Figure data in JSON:
◆ ◆ ◆ ◆ ◆ ◆ ◆
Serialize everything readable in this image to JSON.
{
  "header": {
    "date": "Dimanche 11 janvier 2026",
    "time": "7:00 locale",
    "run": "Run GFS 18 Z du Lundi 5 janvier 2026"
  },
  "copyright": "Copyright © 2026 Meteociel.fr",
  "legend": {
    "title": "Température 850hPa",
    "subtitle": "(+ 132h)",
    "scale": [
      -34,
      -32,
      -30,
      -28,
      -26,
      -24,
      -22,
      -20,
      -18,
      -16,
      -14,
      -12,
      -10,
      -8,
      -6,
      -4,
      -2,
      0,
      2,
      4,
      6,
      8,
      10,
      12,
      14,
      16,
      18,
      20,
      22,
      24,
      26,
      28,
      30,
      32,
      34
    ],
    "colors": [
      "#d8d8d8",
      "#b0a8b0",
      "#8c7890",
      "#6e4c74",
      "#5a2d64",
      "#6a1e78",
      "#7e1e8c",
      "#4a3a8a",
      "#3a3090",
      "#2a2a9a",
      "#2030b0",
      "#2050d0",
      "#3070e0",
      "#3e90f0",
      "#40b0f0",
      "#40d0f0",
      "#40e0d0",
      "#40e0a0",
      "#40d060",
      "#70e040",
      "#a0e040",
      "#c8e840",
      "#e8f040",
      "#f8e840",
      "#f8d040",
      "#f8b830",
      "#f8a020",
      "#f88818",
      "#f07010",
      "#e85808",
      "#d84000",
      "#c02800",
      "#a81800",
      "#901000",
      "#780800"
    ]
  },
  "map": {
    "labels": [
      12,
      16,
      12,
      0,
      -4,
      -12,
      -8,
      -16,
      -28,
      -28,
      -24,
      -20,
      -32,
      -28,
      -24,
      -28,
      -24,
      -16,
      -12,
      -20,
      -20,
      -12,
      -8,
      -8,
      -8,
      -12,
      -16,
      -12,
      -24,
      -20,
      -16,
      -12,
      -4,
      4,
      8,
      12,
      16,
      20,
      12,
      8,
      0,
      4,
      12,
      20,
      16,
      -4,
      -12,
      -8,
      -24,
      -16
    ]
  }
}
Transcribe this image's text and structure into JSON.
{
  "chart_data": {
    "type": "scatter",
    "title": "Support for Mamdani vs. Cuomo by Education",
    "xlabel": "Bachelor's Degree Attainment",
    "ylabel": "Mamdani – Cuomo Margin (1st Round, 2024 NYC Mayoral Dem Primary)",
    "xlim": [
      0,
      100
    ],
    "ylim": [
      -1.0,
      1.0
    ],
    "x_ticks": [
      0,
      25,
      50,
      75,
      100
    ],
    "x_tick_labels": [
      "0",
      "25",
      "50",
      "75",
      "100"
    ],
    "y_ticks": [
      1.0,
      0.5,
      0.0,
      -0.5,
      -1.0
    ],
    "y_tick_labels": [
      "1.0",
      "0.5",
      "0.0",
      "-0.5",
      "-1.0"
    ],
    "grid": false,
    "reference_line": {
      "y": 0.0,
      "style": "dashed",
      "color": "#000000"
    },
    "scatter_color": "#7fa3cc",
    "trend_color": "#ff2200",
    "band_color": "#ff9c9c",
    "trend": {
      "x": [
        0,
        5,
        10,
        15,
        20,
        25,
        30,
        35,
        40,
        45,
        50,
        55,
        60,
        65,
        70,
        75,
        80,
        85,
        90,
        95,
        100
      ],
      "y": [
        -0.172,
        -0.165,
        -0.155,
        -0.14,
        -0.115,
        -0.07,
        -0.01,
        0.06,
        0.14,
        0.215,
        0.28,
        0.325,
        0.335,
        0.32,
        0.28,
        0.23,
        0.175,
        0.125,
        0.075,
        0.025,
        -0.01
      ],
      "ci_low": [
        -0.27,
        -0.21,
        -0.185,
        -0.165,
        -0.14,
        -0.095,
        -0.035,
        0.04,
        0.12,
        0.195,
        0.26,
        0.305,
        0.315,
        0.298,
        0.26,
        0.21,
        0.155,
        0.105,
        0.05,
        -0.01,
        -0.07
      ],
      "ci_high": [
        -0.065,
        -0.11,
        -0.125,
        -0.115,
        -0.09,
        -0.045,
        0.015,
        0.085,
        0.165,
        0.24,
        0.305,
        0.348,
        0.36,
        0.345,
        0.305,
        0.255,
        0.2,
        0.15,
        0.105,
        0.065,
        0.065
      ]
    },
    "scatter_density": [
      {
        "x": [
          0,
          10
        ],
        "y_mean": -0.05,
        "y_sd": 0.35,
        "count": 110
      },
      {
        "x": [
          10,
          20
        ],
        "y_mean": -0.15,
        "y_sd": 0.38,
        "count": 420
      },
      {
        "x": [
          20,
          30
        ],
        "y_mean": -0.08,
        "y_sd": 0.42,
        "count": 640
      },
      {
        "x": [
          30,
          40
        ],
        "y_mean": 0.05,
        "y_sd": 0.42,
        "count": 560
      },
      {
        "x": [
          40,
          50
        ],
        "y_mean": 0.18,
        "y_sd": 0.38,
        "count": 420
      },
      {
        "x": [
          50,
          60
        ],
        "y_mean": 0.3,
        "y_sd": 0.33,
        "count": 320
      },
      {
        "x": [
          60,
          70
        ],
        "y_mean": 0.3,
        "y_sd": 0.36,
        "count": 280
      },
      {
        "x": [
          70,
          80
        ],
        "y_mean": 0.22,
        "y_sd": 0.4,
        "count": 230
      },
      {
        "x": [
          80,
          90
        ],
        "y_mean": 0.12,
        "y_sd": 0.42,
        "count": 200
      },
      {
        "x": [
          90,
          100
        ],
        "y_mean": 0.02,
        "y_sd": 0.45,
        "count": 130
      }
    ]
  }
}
◆ ◆ ◆ ◆ ◆ ◆ ◆
== Instructions for the task ==
Read through the entries and copy every line that includes "Cuomo".

== Complete response ==
    "title": "Support for Mamdani vs. Cuomo by Education",
    "ylabel": "Mamdani – Cuomo Margin (1st Round, 2024 NYC Mayoral Dem Primary)",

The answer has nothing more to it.